→ Task directions
Below is a listing. Gather each line of it that contains "playing".

== Data provided ==

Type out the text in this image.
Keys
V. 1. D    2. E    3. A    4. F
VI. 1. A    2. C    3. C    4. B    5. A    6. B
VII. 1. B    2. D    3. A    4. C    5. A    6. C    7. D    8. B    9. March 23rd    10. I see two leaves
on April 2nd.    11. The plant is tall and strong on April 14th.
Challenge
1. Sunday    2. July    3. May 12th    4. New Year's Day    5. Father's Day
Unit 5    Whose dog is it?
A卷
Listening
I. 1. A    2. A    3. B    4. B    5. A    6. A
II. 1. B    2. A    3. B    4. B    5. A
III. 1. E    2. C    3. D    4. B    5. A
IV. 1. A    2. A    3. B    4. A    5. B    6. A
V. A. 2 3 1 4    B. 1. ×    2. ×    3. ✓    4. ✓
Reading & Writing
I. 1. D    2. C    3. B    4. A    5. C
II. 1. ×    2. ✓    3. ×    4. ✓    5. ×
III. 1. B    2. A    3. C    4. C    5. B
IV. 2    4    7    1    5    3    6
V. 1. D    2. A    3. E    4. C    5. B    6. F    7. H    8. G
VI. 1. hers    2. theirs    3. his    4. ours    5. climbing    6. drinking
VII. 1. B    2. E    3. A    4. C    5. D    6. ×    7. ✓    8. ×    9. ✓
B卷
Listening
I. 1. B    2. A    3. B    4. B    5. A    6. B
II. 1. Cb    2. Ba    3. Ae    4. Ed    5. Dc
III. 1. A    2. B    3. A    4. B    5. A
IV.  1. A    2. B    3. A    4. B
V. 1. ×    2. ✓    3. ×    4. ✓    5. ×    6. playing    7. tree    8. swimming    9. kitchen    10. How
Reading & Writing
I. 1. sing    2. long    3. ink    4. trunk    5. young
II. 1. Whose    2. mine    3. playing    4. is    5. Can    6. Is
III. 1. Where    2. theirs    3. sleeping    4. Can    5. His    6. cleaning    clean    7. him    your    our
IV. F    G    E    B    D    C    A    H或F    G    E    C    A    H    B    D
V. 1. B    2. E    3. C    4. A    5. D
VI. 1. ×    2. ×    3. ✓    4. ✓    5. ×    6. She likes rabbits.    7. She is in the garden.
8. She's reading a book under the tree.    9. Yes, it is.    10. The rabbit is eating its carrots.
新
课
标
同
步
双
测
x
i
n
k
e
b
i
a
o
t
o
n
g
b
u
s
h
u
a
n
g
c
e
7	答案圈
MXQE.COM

===

→ Task output
V. 1. ×    2. ✓    3. ×    4. ✓    5. ×    6. playing    7. tree    8. swimming    9. kitchen    10. How
II. 1. Whose    2. mine    3. playing    4. is    5. Can    6. Is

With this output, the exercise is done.